▸ Aim: Extract every record, exactly as written, and ignore the pictures.

[Excerpts from a figure dataset]
— begin —
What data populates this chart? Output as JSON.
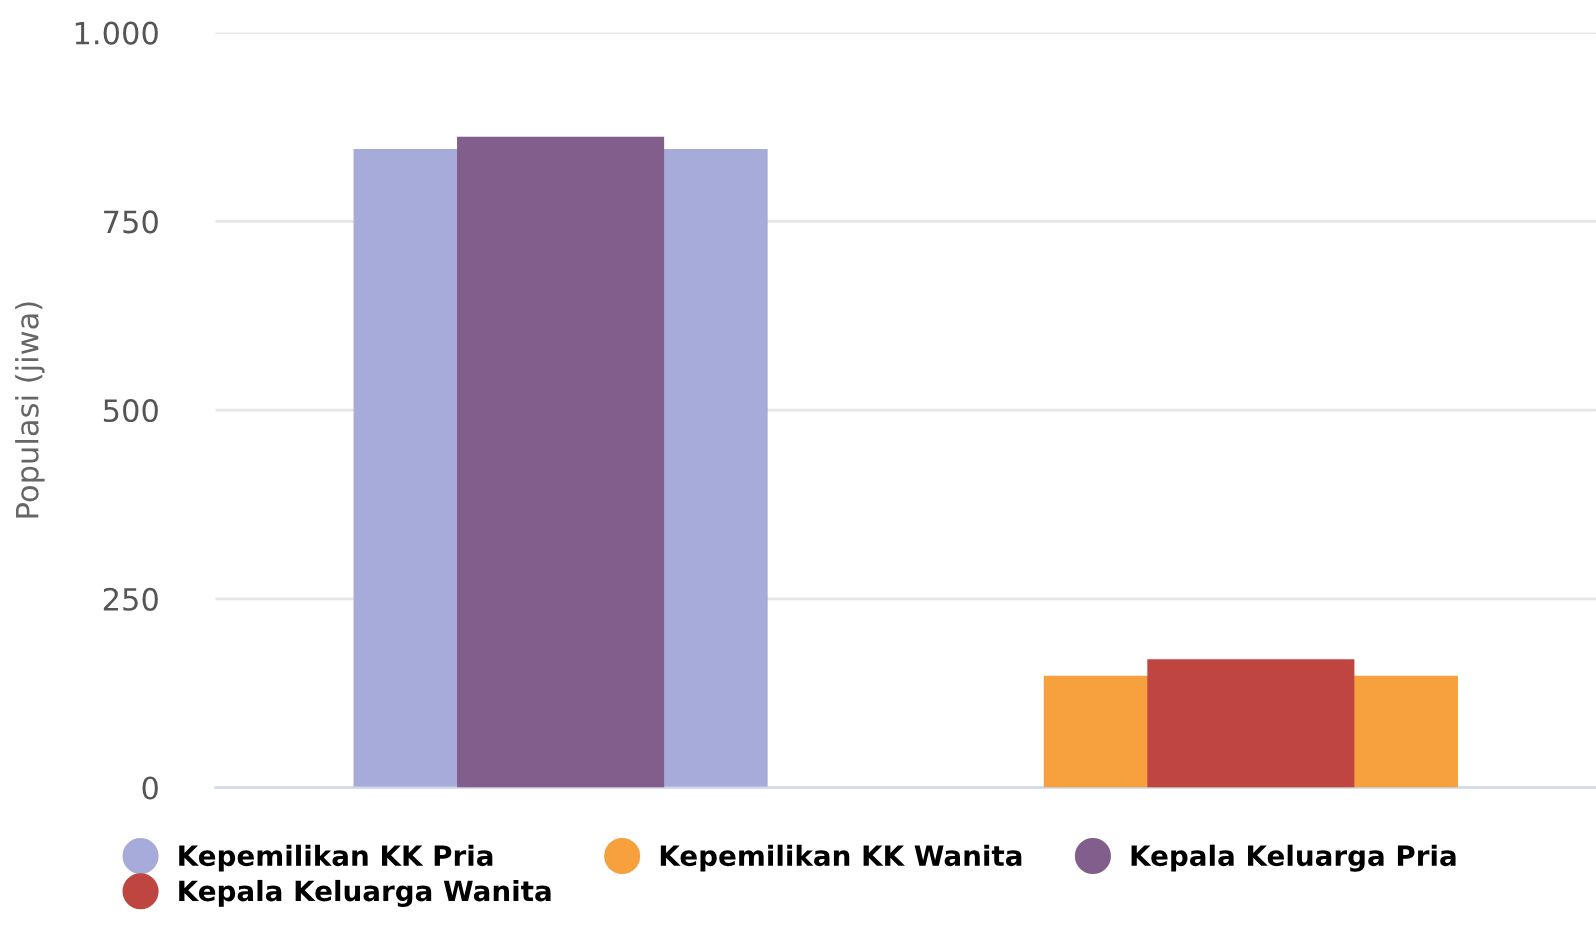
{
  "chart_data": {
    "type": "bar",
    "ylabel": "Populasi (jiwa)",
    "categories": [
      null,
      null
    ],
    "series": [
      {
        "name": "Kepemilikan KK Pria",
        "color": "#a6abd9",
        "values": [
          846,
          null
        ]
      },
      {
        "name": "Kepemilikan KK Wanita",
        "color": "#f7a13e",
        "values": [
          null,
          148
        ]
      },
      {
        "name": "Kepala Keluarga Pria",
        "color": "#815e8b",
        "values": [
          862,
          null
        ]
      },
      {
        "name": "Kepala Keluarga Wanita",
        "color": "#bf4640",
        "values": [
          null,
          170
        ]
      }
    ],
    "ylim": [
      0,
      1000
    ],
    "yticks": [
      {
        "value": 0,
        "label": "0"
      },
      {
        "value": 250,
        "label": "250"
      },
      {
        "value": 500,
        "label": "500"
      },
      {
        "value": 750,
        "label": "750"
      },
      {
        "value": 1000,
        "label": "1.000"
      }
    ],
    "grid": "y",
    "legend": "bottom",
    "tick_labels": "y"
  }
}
— end —
▸ Response for this exercise:
What data populates this chart? Output as JSON.
{
  "chart_data": {
    "type": "bar",
    "ylabel": "Populasi (jiwa)",
    "categories": [
      null,
      null
    ],
    "series": [
      {
        "name": "Kepemilikan KK Pria",
        "color": "#a6abd9",
        "values": [
          846,
          null
        ]
      },
      {
        "name": "Kepemilikan KK Wanita",
        "color": "#f7a13e",
        "values": [
          null,
          148
        ]
      },
      {
        "name": "Kepala Keluarga Pria",
        "color": "#815e8b",
        "values": [
          862,
          null
        ]
      },
      {
        "name": "Kepala Keluarga Wanita",
        "color": "#bf4640",
        "values": [
          null,
          170
        ]
      }
    ],
    "ylim": [
      0,
      1000
    ],
    "yticks": [
      {
        "value": 0,
        "label": "0"
      },
      {
        "value": 250,
        "label": "250"
      },
      {
        "value": 500,
        "label": "500"
      },
      {
        "value": 750,
        "label": "750"
      },
      {
        "value": 1000,
        "label": "1.000"
      }
    ],
    "grid": "y",
    "legend": "bottom",
    "tick_labels": "y"
  }
}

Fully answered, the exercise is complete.